[Stated task] Write out the whole listing word for word.

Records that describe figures
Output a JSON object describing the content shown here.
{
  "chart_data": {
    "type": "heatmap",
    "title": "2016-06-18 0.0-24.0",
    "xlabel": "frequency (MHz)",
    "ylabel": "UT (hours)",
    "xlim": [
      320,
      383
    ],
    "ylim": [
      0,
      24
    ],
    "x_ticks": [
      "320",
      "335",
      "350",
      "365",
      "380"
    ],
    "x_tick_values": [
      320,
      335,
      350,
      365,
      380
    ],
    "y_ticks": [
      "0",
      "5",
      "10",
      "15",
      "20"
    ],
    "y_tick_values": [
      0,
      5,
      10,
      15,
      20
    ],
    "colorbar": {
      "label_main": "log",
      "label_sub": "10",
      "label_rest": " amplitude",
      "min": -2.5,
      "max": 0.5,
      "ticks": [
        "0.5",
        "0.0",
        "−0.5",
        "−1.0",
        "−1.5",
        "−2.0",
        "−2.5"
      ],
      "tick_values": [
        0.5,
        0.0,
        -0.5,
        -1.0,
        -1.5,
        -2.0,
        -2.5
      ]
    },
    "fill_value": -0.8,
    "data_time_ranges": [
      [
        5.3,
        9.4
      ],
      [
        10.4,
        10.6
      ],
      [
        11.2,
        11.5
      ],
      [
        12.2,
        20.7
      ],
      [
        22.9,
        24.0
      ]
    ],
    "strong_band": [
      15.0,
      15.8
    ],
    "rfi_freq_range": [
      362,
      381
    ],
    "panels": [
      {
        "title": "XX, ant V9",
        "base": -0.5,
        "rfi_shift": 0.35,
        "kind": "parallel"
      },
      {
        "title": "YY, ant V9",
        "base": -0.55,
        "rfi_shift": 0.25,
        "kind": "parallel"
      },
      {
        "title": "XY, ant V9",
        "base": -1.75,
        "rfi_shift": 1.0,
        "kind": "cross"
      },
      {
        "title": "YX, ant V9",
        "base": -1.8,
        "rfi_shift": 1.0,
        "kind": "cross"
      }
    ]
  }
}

[Reply to the exercise]
Output a JSON object describing the content shown here.
{
  "chart_data": {
    "type": "heatmap",
    "title": "2016-06-18 0.0-24.0",
    "xlabel": "frequency (MHz)",
    "ylabel": "UT (hours)",
    "xlim": [
      320,
      383
    ],
    "ylim": [
      0,
      24
    ],
    "x_ticks": [
      "320",
      "335",
      "350",
      "365",
      "380"
    ],
    "x_tick_values": [
      320,
      335,
      350,
      365,
      380
    ],
    "y_ticks": [
      "0",
      "5",
      "10",
      "15",
      "20"
    ],
    "y_tick_values": [
      0,
      5,
      10,
      15,
      20
    ],
    "colorbar": {
      "label_main": "log",
      "label_sub": "10",
      "label_rest": " amplitude",
      "min": -2.5,
      "max": 0.5,
      "ticks": [
        "0.5",
        "0.0",
        "−0.5",
        "−1.0",
        "−1.5",
        "−2.0",
        "−2.5"
      ],
      "tick_values": [
        0.5,
        0.0,
        -0.5,
        -1.0,
        -1.5,
        -2.0,
        -2.5
      ]
    },
    "fill_value": -0.8,
    "data_time_ranges": [
      [
        5.3,
        9.4
      ],
      [
        10.4,
        10.6
      ],
      [
        11.2,
        11.5
      ],
      [
        12.2,
        20.7
      ],
      [
        22.9,
        24.0
      ]
    ],
    "strong_band": [
      15.0,
      15.8
    ],
    "rfi_freq_range": [
      362,
      381
    ],
    "panels": [
      {
        "title": "XX, ant V9",
        "base": -0.5,
        "rfi_shift": 0.35,
        "kind": "parallel"
      },
      {
        "title": "YY, ant V9",
        "base": -0.55,
        "rfi_shift": 0.25,
        "kind": "parallel"
      },
      {
        "title": "XY, ant V9",
        "base": -1.75,
        "rfi_shift": 1.0,
        "kind": "cross"
      },
      {
        "title": "YX, ant V9",
        "base": -1.8,
        "rfi_shift": 1.0,
        "kind": "cross"
      }
    ]
  }
}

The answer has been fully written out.